▼
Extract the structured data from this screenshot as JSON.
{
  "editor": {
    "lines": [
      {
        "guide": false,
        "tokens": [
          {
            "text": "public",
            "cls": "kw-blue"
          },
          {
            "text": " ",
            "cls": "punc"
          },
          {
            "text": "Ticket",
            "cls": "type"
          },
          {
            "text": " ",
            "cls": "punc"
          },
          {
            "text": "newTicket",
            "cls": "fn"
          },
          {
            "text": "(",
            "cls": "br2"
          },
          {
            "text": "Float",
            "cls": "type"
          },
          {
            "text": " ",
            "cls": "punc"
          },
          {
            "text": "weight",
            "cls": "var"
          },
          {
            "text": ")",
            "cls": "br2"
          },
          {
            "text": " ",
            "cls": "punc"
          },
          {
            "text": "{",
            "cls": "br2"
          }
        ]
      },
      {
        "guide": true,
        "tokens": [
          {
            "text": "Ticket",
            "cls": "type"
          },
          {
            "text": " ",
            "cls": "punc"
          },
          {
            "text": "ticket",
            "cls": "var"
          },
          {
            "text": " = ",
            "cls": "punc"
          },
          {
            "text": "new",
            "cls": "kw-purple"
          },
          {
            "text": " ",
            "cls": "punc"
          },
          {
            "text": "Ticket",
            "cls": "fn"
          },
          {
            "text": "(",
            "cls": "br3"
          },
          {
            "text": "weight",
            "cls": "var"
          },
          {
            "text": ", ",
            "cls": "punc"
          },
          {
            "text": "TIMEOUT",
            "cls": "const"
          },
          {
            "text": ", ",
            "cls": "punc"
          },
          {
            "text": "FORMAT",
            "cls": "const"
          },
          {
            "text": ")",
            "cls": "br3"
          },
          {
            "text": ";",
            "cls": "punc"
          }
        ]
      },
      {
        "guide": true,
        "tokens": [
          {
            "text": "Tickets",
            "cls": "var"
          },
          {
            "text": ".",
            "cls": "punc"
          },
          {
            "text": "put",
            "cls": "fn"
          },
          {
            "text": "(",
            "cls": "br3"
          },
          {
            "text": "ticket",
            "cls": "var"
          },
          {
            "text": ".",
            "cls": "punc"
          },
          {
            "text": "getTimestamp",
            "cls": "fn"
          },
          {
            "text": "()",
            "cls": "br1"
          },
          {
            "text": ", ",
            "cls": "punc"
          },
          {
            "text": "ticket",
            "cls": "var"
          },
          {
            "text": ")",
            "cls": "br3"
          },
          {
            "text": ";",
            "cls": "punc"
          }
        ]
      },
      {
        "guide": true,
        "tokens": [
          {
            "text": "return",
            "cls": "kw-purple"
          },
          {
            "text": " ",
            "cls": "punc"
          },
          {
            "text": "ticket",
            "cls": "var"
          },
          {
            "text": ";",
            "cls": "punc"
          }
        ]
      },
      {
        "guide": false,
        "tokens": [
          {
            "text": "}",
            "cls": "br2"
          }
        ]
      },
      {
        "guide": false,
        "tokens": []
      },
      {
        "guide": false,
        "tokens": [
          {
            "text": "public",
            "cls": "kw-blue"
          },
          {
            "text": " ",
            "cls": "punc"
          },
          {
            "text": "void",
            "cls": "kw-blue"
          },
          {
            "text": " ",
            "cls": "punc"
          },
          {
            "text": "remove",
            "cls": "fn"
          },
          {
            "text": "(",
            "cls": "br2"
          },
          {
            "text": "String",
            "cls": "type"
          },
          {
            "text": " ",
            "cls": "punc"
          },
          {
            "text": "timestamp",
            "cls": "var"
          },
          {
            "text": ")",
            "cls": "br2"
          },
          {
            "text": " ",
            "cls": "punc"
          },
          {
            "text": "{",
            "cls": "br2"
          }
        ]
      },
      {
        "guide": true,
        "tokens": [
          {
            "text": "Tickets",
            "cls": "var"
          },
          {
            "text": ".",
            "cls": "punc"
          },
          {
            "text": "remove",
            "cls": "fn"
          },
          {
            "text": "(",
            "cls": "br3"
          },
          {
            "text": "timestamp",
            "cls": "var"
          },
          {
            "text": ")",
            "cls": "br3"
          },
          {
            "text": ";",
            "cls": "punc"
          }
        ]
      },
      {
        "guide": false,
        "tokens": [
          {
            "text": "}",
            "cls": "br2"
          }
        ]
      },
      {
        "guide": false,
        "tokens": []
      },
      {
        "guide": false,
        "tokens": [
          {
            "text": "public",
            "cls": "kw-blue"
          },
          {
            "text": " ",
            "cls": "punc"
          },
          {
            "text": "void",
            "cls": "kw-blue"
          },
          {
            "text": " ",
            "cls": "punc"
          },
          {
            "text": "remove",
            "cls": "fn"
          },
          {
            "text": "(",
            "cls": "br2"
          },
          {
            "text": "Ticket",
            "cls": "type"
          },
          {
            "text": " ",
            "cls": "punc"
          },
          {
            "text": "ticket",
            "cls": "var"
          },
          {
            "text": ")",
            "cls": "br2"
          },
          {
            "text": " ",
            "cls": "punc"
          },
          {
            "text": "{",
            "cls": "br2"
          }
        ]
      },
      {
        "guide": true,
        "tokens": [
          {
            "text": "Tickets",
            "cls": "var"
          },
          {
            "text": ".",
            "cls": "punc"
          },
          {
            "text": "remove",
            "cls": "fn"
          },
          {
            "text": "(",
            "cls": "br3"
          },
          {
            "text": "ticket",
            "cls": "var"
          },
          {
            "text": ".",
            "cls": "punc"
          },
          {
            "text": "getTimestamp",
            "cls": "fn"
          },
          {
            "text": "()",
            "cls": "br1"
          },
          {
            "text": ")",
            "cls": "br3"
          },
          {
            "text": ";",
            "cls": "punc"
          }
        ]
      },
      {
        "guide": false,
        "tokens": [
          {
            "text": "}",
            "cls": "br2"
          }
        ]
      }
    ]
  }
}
▲
Aim —
Retype the listing above in full, with no alterations.

Output of the exercise —
Extract the structured data from this screenshot as JSON.
{
  "editor": {
    "lines": [
      {
        "guide": false,
        "tokens": [
          {
            "text": "public",
            "cls": "kw-blue"
          },
          {
            "text": " ",
            "cls": "punc"
          },
          {
            "text": "Ticket",
            "cls": "type"
          },
          {
            "text": " ",
            "cls": "punc"
          },
          {
            "text": "newTicket",
            "cls": "fn"
          },
          {
            "text": "(",
            "cls": "br2"
          },
          {
            "text": "Float",
            "cls": "type"
          },
          {
            "text": " ",
            "cls": "punc"
          },
          {
            "text": "weight",
            "cls": "var"
          },
          {
            "text": ")",
            "cls": "br2"
          },
          {
            "text": " ",
            "cls": "punc"
          },
          {
            "text": "{",
            "cls": "br2"
          }
        ]
      },
      {
        "guide": true,
        "tokens": [
          {
            "text": "Ticket",
            "cls": "type"
          },
          {
            "text": " ",
            "cls": "punc"
          },
          {
            "text": "ticket",
            "cls": "var"
          },
          {
            "text": " = ",
            "cls": "punc"
          },
          {
            "text": "new",
            "cls": "kw-purple"
          },
          {
            "text": " ",
            "cls": "punc"
          },
          {
            "text": "Ticket",
            "cls": "fn"
          },
          {
            "text": "(",
            "cls": "br3"
          },
          {
            "text": "weight",
            "cls": "var"
          },
          {
            "text": ", ",
            "cls": "punc"
          },
          {
            "text": "TIMEOUT",
            "cls": "const"
          },
          {
            "text": ", ",
            "cls": "punc"
          },
          {
            "text": "FORMAT",
            "cls": "const"
          },
          {
            "text": ")",
            "cls": "br3"
          },
          {
            "text": ";",
            "cls": "punc"
          }
        ]
      },
      {
        "guide": true,
        "tokens": [
          {
            "text": "Tickets",
            "cls": "var"
          },
          {
            "text": ".",
            "cls": "punc"
          },
          {
            "text": "put",
            "cls": "fn"
          },
          {
            "text": "(",
            "cls": "br3"
          },
          {
            "text": "ticket",
            "cls": "var"
          },
          {
            "text": ".",
            "cls": "punc"
          },
          {
            "text": "getTimestamp",
            "cls": "fn"
          },
          {
            "text": "()",
            "cls": "br1"
          },
          {
            "text": ", ",
            "cls": "punc"
          },
          {
            "text": "ticket",
            "cls": "var"
          },
          {
            "text": ")",
            "cls": "br3"
          },
          {
            "text": ";",
            "cls": "punc"
          }
        ]
      },
      {
        "guide": true,
        "tokens": [
          {
            "text": "return",
            "cls": "kw-purple"
          },
          {
            "text": " ",
            "cls": "punc"
          },
          {
            "text": "ticket",
            "cls": "var"
          },
          {
            "text": ";",
            "cls": "punc"
          }
        ]
      },
      {
        "guide": false,
        "tokens": [
          {
            "text": "}",
            "cls": "br2"
          }
        ]
      },
      {
        "guide": false,
        "tokens": []
      },
      {
        "guide": false,
        "tokens": [
          {
            "text": "public",
            "cls": "kw-blue"
          },
          {
            "text": " ",
            "cls": "punc"
          },
          {
            "text": "void",
            "cls": "kw-blue"
          },
          {
            "text": " ",
            "cls": "punc"
          },
          {
            "text": "remove",
            "cls": "fn"
          },
          {
            "text": "(",
            "cls": "br2"
          },
          {
            "text": "String",
            "cls": "type"
          },
          {
            "text": " ",
            "cls": "punc"
          },
          {
            "text": "timestamp",
            "cls": "var"
          },
          {
            "text": ")",
            "cls": "br2"
          },
          {
            "text": " ",
            "cls": "punc"
          },
          {
            "text": "{",
            "cls": "br2"
          }
        ]
      },
      {
        "guide": true,
        "tokens": [
          {
            "text": "Tickets",
            "cls": "var"
          },
          {
            "text": ".",
            "cls": "punc"
          },
          {
            "text": "remove",
            "cls": "fn"
          },
          {
            "text": "(",
            "cls": "br3"
          },
          {
            "text": "timestamp",
            "cls": "var"
          },
          {
            "text": ")",
            "cls": "br3"
          },
          {
            "text": ";",
            "cls": "punc"
          }
        ]
      },
      {
        "guide": false,
        "tokens": [
          {
            "text": "}",
            "cls": "br2"
          }
        ]
      },
      {
        "guide": false,
        "tokens": []
      },
      {
        "guide": false,
        "tokens": [
          {
            "text": "public",
            "cls": "kw-blue"
          },
          {
            "text": " ",
            "cls": "punc"
          },
          {
            "text": "void",
            "cls": "kw-blue"
          },
          {
            "text": " ",
            "cls": "punc"
          },
          {
            "text": "remove",
            "cls": "fn"
          },
          {
            "text": "(",
            "cls": "br2"
          },
          {
            "text": "Ticket",
            "cls": "type"
          },
          {
            "text": " ",
            "cls": "punc"
          },
          {
            "text": "ticket",
            "cls": "var"
          },
          {
            "text": ")",
            "cls": "br2"
          },
          {
            "text": " ",
            "cls": "punc"
          },
          {
            "text": "{",
            "cls": "br2"
          }
        ]
      },
      {
        "guide": true,
        "tokens": [
          {
            "text": "Tickets",
            "cls": "var"
          },
          {
            "text": ".",
            "cls": "punc"
          },
          {
            "text": "remove",
            "cls": "fn"
          },
          {
            "text": "(",
            "cls": "br3"
          },
          {
            "text": "ticket",
            "cls": "var"
          },
          {
            "text": ".",
            "cls": "punc"
          },
          {
            "text": "getTimestamp",
            "cls": "fn"
          },
          {
            "text": "()",
            "cls": "br1"
          },
          {
            "text": ")",
            "cls": "br3"
          },
          {
            "text": ";",
            "cls": "punc"
          }
        ]
      },
      {
        "guide": false,
        "tokens": [
          {
            "text": "}",
            "cls": "br2"
          }
        ]
      }
    ]
  }
}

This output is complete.